▶ Task
Leave every picture out, then reproduce the rest of the listing exactly.

▶ Data records
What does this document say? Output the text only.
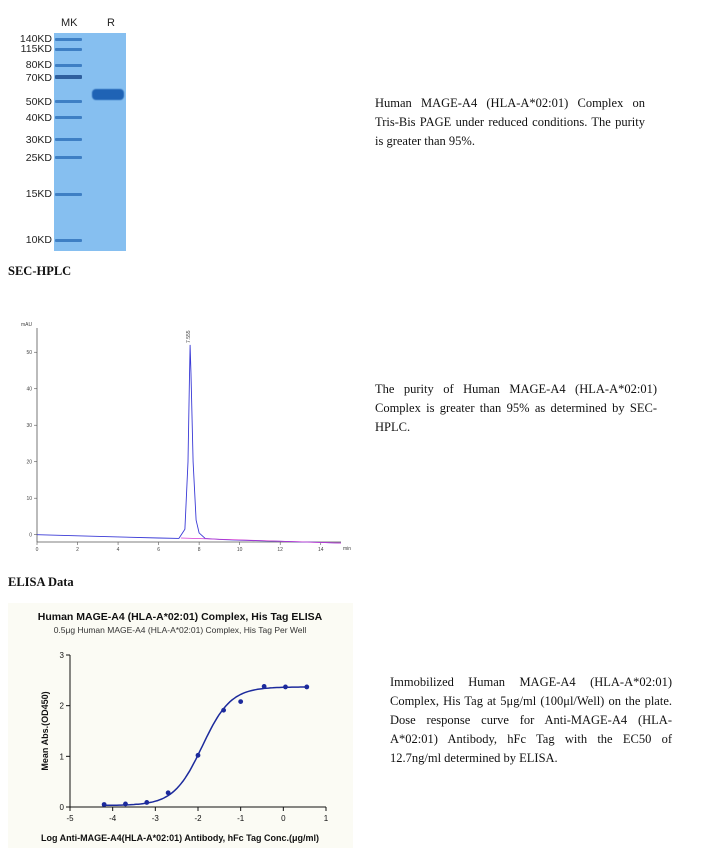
MK	R
140KD
115KD
80KD
70KD
50KD
40KD
30KD
25KD
15KD
10KD
Human MAGE-A4 (HLA-A*02:01) Complex on Tris-Bis PAGE under reduced conditions. The purity is greater than 95%.
SEC-HPLC
mAU
min
0
10
20
30
40
50
0	2	4	6	8	10	12	14
7.555
The purity of Human MAGE-A4 (HLA-A*02:01) Complex is greater than 95% as determined by SEC-HPLC.
ELISA Data
Human MAGE-A4 (HLA-A*02:01) Complex, His Tag ELISA
0.5μg Human MAGE-A4 (HLA-A*02:01) Complex, His Tag Per Well
0
1
2
3
-5	-4	-3	-2	-1	0	1
Mean Abs.(OD450)
Log Anti-MAGE-A4(HLA-A*02:01) Antibody, hFc Tag Conc.(μg/ml)
Immobilized Human MAGE-A4 (HLA-A*02:01) Complex, His Tag at 5μg/ml (100μl/Well) on the plate. Dose response curve for Anti-MAGE-A4 (HLA-A*02:01) Antibody, hFc Tag with the EC50 of 12.7ng/ml determined by ELISA.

▶ Written response
What does this document say? Output the text only.
MK	R
140KD
115KD
80KD
70KD
50KD
40KD
30KD
25KD
15KD
10KD
Human MAGE-A4 (HLA-A*02:01) Complex on Tris-Bis PAGE under reduced conditions. The purity is greater than 95%.
SEC-HPLC
mAU
min
0
10
20
30
40
50
0	2	4	6	8	10	12	14
7.555
The purity of Human MAGE-A4 (HLA-A*02:01) Complex is greater than 95% as determined by SEC-HPLC.
ELISA Data
Human MAGE-A4 (HLA-A*02:01) Complex, His Tag ELISA
0.5μg Human MAGE-A4 (HLA-A*02:01) Complex, His Tag Per Well
0
1
2
3
-5	-4	-3	-2	-1	0	1
Mean Abs.(OD450)
Log Anti-MAGE-A4(HLA-A*02:01) Antibody, hFc Tag Conc.(μg/ml)
Immobilized Human MAGE-A4 (HLA-A*02:01) Complex, His Tag at 5μg/ml (100μl/Well) on the plate. Dose response curve for Anti-MAGE-A4 (HLA-A*02:01) Antibody, hFc Tag with the EC50 of 12.7ng/ml determined by ELISA.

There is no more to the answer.